[TASK TO CARRY OUT] Pull out every line of the listing below where "상근활동가" appears.
** START **
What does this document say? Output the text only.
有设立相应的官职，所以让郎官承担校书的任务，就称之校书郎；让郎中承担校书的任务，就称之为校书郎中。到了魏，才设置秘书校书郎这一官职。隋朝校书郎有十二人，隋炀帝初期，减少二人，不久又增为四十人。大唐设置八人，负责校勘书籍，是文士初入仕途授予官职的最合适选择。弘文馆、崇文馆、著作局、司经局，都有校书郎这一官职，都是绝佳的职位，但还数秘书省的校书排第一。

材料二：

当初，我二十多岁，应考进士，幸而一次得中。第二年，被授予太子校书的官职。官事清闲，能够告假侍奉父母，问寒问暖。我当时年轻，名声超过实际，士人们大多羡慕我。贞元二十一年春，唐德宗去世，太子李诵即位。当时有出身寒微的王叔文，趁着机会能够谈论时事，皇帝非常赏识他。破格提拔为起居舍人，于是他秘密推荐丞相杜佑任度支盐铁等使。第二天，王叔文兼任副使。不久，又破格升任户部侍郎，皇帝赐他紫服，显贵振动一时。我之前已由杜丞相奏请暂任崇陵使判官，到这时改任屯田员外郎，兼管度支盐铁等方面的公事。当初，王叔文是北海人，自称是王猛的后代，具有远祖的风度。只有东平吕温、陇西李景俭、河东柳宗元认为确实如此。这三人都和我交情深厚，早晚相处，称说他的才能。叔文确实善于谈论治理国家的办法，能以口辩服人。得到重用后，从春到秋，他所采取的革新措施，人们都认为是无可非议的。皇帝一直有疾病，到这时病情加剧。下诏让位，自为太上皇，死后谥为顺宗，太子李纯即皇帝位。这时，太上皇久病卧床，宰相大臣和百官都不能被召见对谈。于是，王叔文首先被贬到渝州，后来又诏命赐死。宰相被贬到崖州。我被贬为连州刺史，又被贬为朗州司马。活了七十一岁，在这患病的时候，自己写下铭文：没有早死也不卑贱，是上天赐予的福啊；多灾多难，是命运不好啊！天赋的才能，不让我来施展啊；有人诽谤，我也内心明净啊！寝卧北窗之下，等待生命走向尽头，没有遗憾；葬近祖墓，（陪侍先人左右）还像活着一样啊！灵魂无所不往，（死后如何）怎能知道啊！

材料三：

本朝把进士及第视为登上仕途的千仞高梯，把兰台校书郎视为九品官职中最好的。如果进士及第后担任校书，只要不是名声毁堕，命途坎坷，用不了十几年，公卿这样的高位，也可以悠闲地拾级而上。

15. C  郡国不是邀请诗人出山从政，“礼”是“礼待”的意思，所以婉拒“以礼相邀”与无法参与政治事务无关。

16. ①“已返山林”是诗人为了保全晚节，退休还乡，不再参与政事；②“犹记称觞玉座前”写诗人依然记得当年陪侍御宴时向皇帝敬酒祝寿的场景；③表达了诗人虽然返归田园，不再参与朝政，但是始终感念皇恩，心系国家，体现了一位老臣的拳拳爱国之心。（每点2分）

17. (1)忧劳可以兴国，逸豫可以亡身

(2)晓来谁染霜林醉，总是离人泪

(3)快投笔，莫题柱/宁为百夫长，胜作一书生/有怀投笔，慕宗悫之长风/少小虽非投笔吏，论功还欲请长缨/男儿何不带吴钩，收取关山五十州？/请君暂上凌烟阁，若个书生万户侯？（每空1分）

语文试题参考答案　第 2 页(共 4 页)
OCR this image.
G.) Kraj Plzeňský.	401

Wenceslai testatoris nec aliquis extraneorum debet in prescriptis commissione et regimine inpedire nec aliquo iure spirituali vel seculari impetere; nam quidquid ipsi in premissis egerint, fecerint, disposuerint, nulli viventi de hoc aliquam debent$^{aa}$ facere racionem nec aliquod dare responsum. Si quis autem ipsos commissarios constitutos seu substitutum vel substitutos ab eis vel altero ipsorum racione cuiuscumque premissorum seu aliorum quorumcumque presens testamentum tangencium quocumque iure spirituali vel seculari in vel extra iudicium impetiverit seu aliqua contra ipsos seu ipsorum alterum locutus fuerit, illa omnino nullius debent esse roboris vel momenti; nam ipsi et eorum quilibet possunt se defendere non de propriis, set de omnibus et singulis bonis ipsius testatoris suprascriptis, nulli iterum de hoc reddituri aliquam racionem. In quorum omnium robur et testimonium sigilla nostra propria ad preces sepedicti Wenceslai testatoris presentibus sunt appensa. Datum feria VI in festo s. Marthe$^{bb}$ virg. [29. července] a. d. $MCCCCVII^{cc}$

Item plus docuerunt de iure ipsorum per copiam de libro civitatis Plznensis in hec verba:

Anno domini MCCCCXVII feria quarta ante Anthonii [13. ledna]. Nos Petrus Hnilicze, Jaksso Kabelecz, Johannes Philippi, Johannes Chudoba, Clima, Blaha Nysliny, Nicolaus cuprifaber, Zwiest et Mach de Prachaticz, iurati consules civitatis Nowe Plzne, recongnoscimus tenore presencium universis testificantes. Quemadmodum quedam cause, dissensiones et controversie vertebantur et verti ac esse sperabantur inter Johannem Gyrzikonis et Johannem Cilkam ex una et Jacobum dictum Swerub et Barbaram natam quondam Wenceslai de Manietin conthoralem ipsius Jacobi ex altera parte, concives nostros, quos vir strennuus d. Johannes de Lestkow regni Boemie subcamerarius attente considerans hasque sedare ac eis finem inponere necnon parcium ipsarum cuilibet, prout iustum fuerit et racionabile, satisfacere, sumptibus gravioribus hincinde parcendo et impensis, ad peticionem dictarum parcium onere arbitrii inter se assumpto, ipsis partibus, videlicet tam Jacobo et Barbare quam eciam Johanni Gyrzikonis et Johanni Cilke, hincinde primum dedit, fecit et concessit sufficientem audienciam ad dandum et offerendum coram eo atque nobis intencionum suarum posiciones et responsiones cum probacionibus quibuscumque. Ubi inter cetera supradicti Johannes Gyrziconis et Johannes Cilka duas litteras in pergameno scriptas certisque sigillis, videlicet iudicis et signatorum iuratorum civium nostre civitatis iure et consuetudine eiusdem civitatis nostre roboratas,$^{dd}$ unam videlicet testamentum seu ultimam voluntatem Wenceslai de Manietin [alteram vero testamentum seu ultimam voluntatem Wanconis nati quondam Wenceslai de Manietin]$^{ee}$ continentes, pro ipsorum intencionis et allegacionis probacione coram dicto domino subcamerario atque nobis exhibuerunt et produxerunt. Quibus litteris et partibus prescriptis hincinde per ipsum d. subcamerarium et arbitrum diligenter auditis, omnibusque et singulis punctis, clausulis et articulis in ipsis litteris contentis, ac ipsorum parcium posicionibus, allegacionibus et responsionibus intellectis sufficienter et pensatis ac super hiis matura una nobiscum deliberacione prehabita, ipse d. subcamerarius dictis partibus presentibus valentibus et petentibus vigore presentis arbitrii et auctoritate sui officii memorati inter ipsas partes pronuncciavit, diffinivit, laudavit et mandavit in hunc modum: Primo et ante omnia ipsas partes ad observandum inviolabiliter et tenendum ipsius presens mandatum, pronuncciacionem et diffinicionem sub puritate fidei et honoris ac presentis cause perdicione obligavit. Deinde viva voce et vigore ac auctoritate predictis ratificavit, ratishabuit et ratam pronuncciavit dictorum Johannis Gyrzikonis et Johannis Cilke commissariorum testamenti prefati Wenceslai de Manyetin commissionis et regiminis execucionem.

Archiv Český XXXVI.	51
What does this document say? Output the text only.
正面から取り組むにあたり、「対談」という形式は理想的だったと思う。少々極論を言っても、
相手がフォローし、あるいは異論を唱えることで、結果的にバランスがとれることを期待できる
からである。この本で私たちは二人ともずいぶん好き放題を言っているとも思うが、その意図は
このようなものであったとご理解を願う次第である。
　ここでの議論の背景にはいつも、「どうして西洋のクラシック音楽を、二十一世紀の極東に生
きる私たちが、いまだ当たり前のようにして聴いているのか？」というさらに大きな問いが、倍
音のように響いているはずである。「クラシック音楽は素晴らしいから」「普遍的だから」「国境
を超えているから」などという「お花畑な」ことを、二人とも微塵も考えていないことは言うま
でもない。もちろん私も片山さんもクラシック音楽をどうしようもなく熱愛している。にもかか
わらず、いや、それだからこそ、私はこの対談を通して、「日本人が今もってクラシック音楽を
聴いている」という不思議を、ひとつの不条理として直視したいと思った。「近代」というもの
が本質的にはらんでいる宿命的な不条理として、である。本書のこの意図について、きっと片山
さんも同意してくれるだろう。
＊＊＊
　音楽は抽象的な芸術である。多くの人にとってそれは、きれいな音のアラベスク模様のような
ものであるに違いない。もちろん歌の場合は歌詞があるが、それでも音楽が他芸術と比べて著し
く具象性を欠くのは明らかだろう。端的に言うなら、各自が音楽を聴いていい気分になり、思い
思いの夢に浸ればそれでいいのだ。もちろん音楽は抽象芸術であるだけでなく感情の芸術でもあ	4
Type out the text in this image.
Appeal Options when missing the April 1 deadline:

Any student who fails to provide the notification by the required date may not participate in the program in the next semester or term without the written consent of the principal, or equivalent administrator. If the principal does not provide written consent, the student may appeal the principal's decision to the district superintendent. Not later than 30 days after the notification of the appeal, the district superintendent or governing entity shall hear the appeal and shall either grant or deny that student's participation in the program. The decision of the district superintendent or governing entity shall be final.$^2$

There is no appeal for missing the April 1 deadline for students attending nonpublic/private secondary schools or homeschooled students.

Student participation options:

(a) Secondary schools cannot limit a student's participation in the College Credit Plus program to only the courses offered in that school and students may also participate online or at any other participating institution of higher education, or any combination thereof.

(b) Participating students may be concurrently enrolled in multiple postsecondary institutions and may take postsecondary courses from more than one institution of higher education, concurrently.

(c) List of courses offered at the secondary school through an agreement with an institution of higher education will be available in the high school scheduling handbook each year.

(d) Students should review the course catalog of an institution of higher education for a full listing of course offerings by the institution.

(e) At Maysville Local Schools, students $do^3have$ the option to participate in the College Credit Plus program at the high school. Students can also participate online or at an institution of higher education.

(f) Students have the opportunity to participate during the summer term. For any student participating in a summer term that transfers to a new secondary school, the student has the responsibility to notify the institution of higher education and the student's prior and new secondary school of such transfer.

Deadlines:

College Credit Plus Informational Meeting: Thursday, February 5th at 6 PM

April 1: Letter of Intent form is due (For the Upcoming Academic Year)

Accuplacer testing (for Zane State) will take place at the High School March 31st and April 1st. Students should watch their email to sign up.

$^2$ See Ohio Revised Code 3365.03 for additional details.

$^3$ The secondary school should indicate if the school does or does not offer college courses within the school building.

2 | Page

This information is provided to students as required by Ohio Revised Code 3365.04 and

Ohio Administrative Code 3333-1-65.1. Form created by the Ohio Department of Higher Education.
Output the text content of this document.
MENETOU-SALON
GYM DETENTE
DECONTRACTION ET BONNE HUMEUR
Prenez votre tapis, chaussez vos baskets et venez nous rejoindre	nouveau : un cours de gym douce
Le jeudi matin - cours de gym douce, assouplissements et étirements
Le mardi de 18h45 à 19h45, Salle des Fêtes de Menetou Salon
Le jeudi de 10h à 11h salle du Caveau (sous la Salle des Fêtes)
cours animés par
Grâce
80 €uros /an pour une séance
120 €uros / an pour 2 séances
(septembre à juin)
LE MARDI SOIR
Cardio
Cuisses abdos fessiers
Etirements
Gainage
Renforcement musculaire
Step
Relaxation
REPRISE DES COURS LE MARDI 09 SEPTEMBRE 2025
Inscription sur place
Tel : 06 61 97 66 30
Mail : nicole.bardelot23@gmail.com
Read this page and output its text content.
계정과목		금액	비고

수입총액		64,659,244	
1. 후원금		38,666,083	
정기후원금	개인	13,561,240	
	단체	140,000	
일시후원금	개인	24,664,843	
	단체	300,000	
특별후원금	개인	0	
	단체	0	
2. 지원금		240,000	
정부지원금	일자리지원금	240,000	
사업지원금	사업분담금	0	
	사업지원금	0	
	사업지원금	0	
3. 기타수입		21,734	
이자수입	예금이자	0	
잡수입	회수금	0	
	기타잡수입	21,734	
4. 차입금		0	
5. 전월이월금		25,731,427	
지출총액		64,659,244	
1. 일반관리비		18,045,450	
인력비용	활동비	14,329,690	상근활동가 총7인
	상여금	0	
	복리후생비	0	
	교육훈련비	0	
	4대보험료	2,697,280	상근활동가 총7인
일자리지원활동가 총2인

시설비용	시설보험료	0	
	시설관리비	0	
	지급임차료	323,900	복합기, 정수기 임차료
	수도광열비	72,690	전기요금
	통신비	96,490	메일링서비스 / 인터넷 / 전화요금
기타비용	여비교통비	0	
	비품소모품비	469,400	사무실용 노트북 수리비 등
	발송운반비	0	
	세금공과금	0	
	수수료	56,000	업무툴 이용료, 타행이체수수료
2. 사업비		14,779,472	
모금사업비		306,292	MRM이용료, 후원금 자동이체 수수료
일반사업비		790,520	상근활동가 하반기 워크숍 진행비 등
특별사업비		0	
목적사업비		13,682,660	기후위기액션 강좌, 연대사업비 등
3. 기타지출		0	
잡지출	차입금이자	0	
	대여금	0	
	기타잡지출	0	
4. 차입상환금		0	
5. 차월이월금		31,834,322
** END **
[RESPONSE TO THE TASK]
인력비용	활동비	14,329,690	상근활동가 총7인
	4대보험료	2,697,280	상근활동가 총7인
일반사업비		790,520	상근활동가 하반기 워크숍 진행비 등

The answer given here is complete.